* Start DATASET *

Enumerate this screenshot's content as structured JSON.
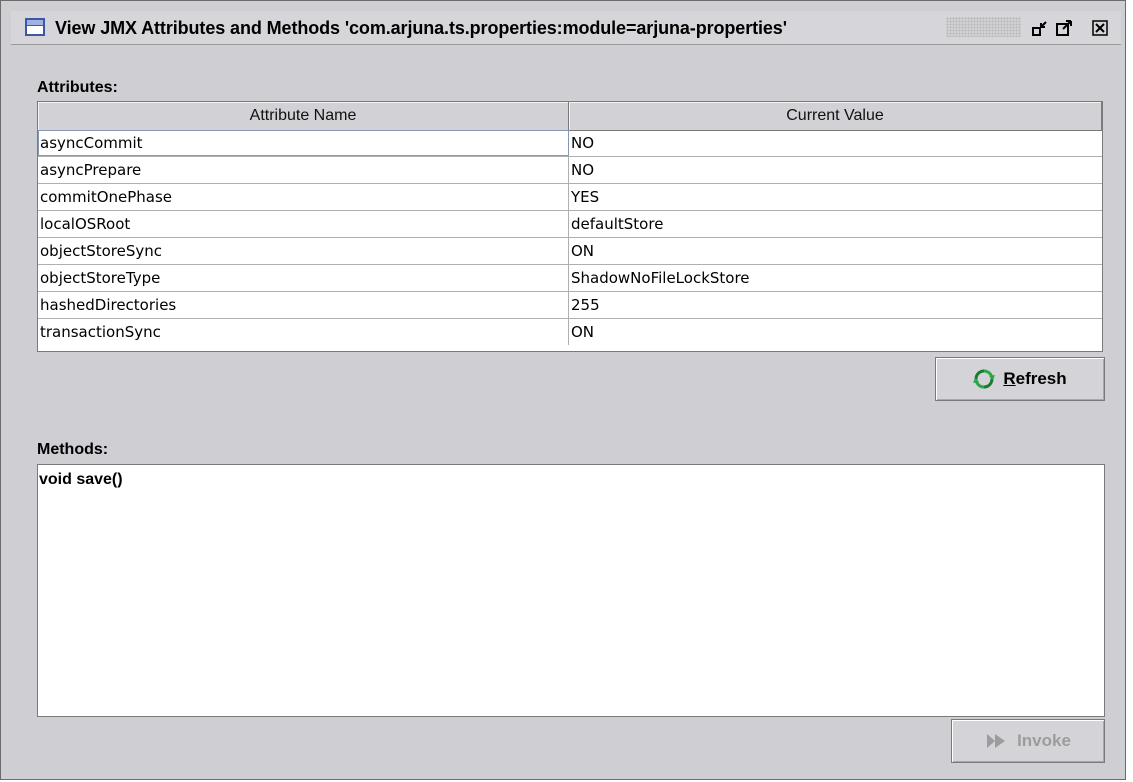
{
  "window": {
    "title": "View JMX Attributes and Methods 'com.arjuna.ts.properties:module=arjuna-properties'"
  },
  "attributes": {
    "section_label": "Attributes:",
    "columns": [
      "Attribute Name",
      "Current Value"
    ],
    "rows": [
      {
        "name": "asyncCommit",
        "value": "NO"
      },
      {
        "name": "asyncPrepare",
        "value": "NO"
      },
      {
        "name": "commitOnePhase",
        "value": "YES"
      },
      {
        "name": "localOSRoot",
        "value": "defaultStore"
      },
      {
        "name": "objectStoreSync",
        "value": "ON"
      },
      {
        "name": "objectStoreType",
        "value": "ShadowNoFileLockStore"
      },
      {
        "name": "hashedDirectories",
        "value": "255"
      },
      {
        "name": "transactionSync",
        "value": "ON"
      }
    ],
    "refresh_button": {
      "mnemonic": "R",
      "rest": "efresh",
      "icon": "refresh-icon"
    }
  },
  "methods": {
    "section_label": "Methods:",
    "items": [
      "void save()"
    ],
    "invoke_button": {
      "label": "Invoke",
      "icon": "invoke-arrow-icon",
      "enabled": false
    }
  },
  "colors": {
    "window_bg": "#cfcfd3",
    "refresh_icon_green": "#27a844",
    "disabled_text": "#9c9c9c"
  }
}
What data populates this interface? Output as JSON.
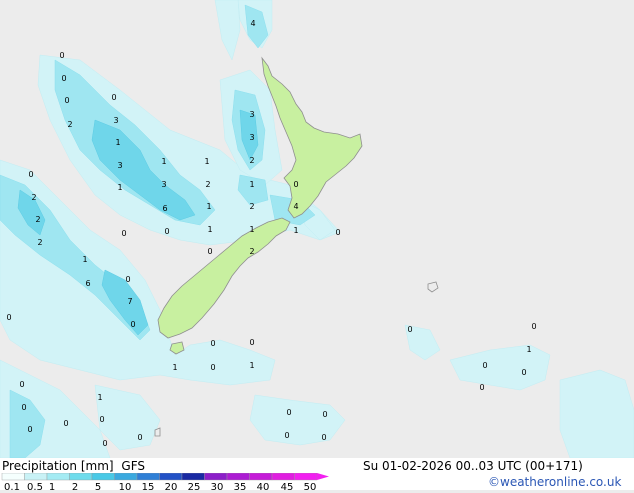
{
  "title": "Precipitation [mm]",
  "model": "GFS",
  "valid_time": "Su 01-02-2026 00..03 UTC (00+171)",
  "copyright": "©weatheronline.co.uk",
  "legend": {
    "ticks": [
      "0.1",
      "0.5",
      "1",
      "2",
      "5",
      "10",
      "15",
      "20",
      "25",
      "30",
      "35",
      "40",
      "45",
      "50"
    ],
    "colors": [
      "#f5fffe",
      "#c9f2f6",
      "#a4ebf3",
      "#6fdcec",
      "#49c9e6",
      "#3aa9df",
      "#2f7fd6",
      "#2352c6",
      "#1a2aa3",
      "#8c1fc9",
      "#ac1dd3",
      "#c51cd8",
      "#e01ee0",
      "#f21ff0"
    ]
  },
  "map_labels": [
    {
      "name": "label-4-top",
      "text": "4"
    },
    {
      "name": "label-0-nw",
      "text": "0"
    },
    {
      "name": "label-0-nw2",
      "text": "0"
    },
    {
      "name": "label-0-nw3",
      "text": "0"
    },
    {
      "name": "label-0-north-island-n",
      "text": "0"
    },
    {
      "name": "label-3-a",
      "text": "3"
    },
    {
      "name": "label-2-a",
      "text": "2"
    },
    {
      "name": "label-3-b",
      "text": "3"
    },
    {
      "name": "label-3-c",
      "text": "3"
    },
    {
      "name": "label-1-a",
      "text": "1"
    },
    {
      "name": "label-3-d",
      "text": "3"
    },
    {
      "name": "label-1-b",
      "text": "1"
    },
    {
      "name": "label-1-c",
      "text": "1"
    },
    {
      "name": "label-2-b",
      "text": "2"
    },
    {
      "name": "label-0-w",
      "text": "0"
    },
    {
      "name": "label-1-d",
      "text": "1"
    },
    {
      "name": "label-3-e",
      "text": "3"
    },
    {
      "name": "label-2-c",
      "text": "2"
    },
    {
      "name": "label-1-e",
      "text": "1"
    },
    {
      "name": "label-0-east",
      "text": "0"
    },
    {
      "name": "label-2-d",
      "text": "2"
    },
    {
      "name": "label-2-e",
      "text": "2"
    },
    {
      "name": "label-6-a",
      "text": "6"
    },
    {
      "name": "label-1-f",
      "text": "1"
    },
    {
      "name": "label-2-f",
      "text": "2"
    },
    {
      "name": "label-4-wellington",
      "text": "4"
    },
    {
      "name": "label-2-g",
      "text": "2"
    },
    {
      "name": "label-0-b",
      "text": "0"
    },
    {
      "name": "label-0-c",
      "text": "0"
    },
    {
      "name": "label-1-g",
      "text": "1"
    },
    {
      "name": "label-1-h",
      "text": "1"
    },
    {
      "name": "label-1-i",
      "text": "1"
    },
    {
      "name": "label-0-d",
      "text": "0"
    },
    {
      "name": "label-1-j",
      "text": "1"
    },
    {
      "name": "label-0-e",
      "text": "0"
    },
    {
      "name": "label-0-f",
      "text": "0"
    },
    {
      "name": "label-2-h",
      "text": "2"
    },
    {
      "name": "label-6-b",
      "text": "6"
    },
    {
      "name": "label-7-a",
      "text": "7"
    },
    {
      "name": "label-0-g",
      "text": "0"
    },
    {
      "name": "label-0-h",
      "text": "0"
    },
    {
      "name": "label-0-i",
      "text": "0"
    },
    {
      "name": "label-0-j",
      "text": "0"
    },
    {
      "name": "label-1-k",
      "text": "1"
    },
    {
      "name": "label-0-k",
      "text": "0"
    },
    {
      "name": "label-1-l",
      "text": "1"
    },
    {
      "name": "label-0-l",
      "text": "0"
    },
    {
      "name": "label-1-m",
      "text": "1"
    },
    {
      "name": "label-0-m",
      "text": "0"
    },
    {
      "name": "label-0-n",
      "text": "0"
    },
    {
      "name": "label-0-o",
      "text": "0"
    },
    {
      "name": "label-0-p",
      "text": "0"
    },
    {
      "name": "label-0-q",
      "text": "0"
    },
    {
      "name": "label-0-r",
      "text": "0"
    },
    {
      "name": "label-0-s",
      "text": "0"
    },
    {
      "name": "label-0-t",
      "text": "0"
    },
    {
      "name": "label-0-u",
      "text": "0"
    },
    {
      "name": "label-0-v",
      "text": "0"
    },
    {
      "name": "label-0-w2",
      "text": "0"
    },
    {
      "name": "label-0-x",
      "text": "0"
    },
    {
      "name": "label-1-n",
      "text": "1"
    },
    {
      "name": "label-0-y",
      "text": "0"
    },
    {
      "name": "label-0-z",
      "text": "0"
    },
    {
      "name": "label-0-aa",
      "text": "0"
    }
  ]
}
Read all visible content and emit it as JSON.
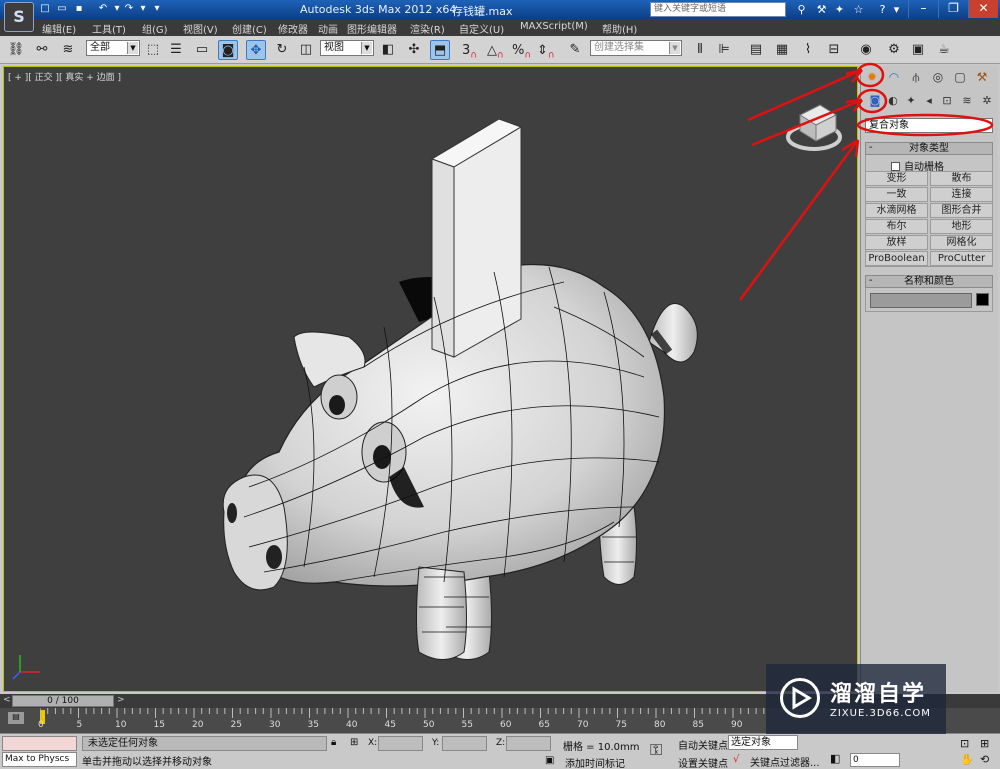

* End DATASET *

= TASK DESCRIPTION =
Copy each line above precisely, dropping the pictures.

= RESULT OF THE TASK =
Enumerate this screenshot's content as structured JSON.
{
  "window": {
    "title": "View JMX Attributes and Methods 'com.arjuna.ts.properties:module=arjuna-properties'"
  },
  "attributes": {
    "section_label": "Attributes:",
    "columns": [
      "Attribute Name",
      "Current Value"
    ],
    "rows": [
      {
        "name": "asyncCommit",
        "value": "NO"
      },
      {
        "name": "asyncPrepare",
        "value": "NO"
      },
      {
        "name": "commitOnePhase",
        "value": "YES"
      },
      {
        "name": "localOSRoot",
        "value": "defaultStore"
      },
      {
        "name": "objectStoreSync",
        "value": "ON"
      },
      {
        "name": "objectStoreType",
        "value": "ShadowNoFileLockStore"
      },
      {
        "name": "hashedDirectories",
        "value": "255"
      },
      {
        "name": "transactionSync",
        "value": "ON"
      }
    ],
    "refresh_button": {
      "mnemonic": "R",
      "rest": "efresh",
      "icon": "refresh-icon"
    }
  },
  "methods": {
    "section_label": "Methods:",
    "items": [
      "void save()"
    ],
    "invoke_button": {
      "label": "Invoke",
      "icon": "invoke-arrow-icon",
      "enabled": false
    }
  },
  "colors": {
    "window_bg": "#cfcfd3",
    "refresh_icon_green": "#27a844",
    "disabled_text": "#9c9c9c"
  }
}
What data populates this interface? Output as JSON.
{
  "title": "Precipitation [mm]",
  "model": "GFS",
  "valid_time": "Su 01-02-2026 00..03 UTC (00+171)",
  "copyright": "©weatheronline.co.uk",
  "legend": {
    "ticks": [
      "0.1",
      "0.5",
      "1",
      "2",
      "5",
      "10",
      "15",
      "20",
      "25",
      "30",
      "35",
      "40",
      "45",
      "50"
    ],
    "colors": [
      "#f5fffe",
      "#c9f2f6",
      "#a4ebf3",
      "#6fdcec",
      "#49c9e6",
      "#3aa9df",
      "#2f7fd6",
      "#2352c6",
      "#1a2aa3",
      "#8c1fc9",
      "#ac1dd3",
      "#c51cd8",
      "#e01ee0",
      "#f21ff0"
    ]
  },
  "map_labels": [
    {
      "name": "label-4-top",
      "text": "4"
    },
    {
      "name": "label-0-nw",
      "text": "0"
    },
    {
      "name": "label-0-nw2",
      "text": "0"
    },
    {
      "name": "label-0-nw3",
      "text": "0"
    },
    {
      "name": "label-0-north-island-n",
      "text": "0"
    },
    {
      "name": "label-3-a",
      "text": "3"
    },
    {
      "name": "label-2-a",
      "text": "2"
    },
    {
      "name": "label-3-b",
      "text": "3"
    },
    {
      "name": "label-3-c",
      "text": "3"
    },
    {
      "name": "label-1-a",
      "text": "1"
    },
    {
      "name": "label-3-d",
      "text": "3"
    },
    {
      "name": "label-1-b",
      "text": "1"
    },
    {
      "name": "label-1-c",
      "text": "1"
    },
    {
      "name": "label-2-b",
      "text": "2"
    },
    {
      "name": "label-0-w",
      "text": "0"
    },
    {
      "name": "label-1-d",
      "text": "1"
    },
    {
      "name": "label-3-e",
      "text": "3"
    },
    {
      "name": "label-2-c",
      "text": "2"
    },
    {
      "name": "label-1-e",
      "text": "1"
    },
    {
      "name": "label-0-east",
      "text": "0"
    },
    {
      "name": "label-2-d",
      "text": "2"
    },
    {
      "name": "label-2-e",
      "text": "2"
    },
    {
      "name": "label-6-a",
      "text": "6"
    },
    {
      "name": "label-1-f",
      "text": "1"
    },
    {
      "name": "label-2-f",
      "text": "2"
    },
    {
      "name": "label-4-wellington",
      "text": "4"
    },
    {
      "name": "label-2-g",
      "text": "2"
    },
    {
      "name": "label-0-b",
      "text": "0"
    },
    {
      "name": "label-0-c",
      "text": "0"
    },
    {
      "name": "label-1-g",
      "text": "1"
    },
    {
      "name": "label-1-h",
      "text": "1"
    },
    {
      "name": "label-1-i",
      "text": "1"
    },
    {
      "name": "label-0-d",
      "text": "0"
    },
    {
      "name": "label-1-j",
      "text": "1"
    },
    {
      "name": "label-0-e",
      "text": "0"
    },
    {
      "name": "label-0-f",
      "text": "0"
    },
    {
      "name": "label-2-h",
      "text": "2"
    },
    {
      "name": "label-6-b",
      "text": "6"
    },
    {
      "name": "label-7-a",
      "text": "7"
    },
    {
      "name": "label-0-g",
      "text": "0"
    },
    {
      "name": "label-0-h",
      "text": "0"
    },
    {
      "name": "label-0-i",
      "text": "0"
    },
    {
      "name": "label-0-j",
      "text": "0"
    },
    {
      "name": "label-1-k",
      "text": "1"
    },
    {
      "name": "label-0-k",
      "text": "0"
    },
    {
      "name": "label-1-l",
      "text": "1"
    },
    {
      "name": "label-0-l",
      "text": "0"
    },
    {
      "name": "label-1-m",
      "text": "1"
    },
    {
      "name": "label-0-m",
      "text": "0"
    },
    {
      "name": "label-0-n",
      "text": "0"
    },
    {
      "name": "label-0-o",
      "text": "0"
    },
    {
      "name": "label-0-p",
      "text": "0"
    },
    {
      "name": "label-0-q",
      "text": "0"
    },
    {
      "name": "label-0-r",
      "text": "0"
    },
    {
      "name": "label-0-s",
      "text": "0"
    },
    {
      "name": "label-0-t",
      "text": "0"
    },
    {
      "name": "label-0-u",
      "text": "0"
    },
    {
      "name": "label-0-v",
      "text": "0"
    },
    {
      "name": "label-0-w2",
      "text": "0"
    },
    {
      "name": "label-0-x",
      "text": "0"
    },
    {
      "name": "label-1-n",
      "text": "1"
    },
    {
      "name": "label-0-y",
      "text": "0"
    },
    {
      "name": "label-0-z",
      "text": "0"
    },
    {
      "name": "label-0-aa",
      "text": "0"
    }
  ]
}
Read all visible content and emit it as JSON.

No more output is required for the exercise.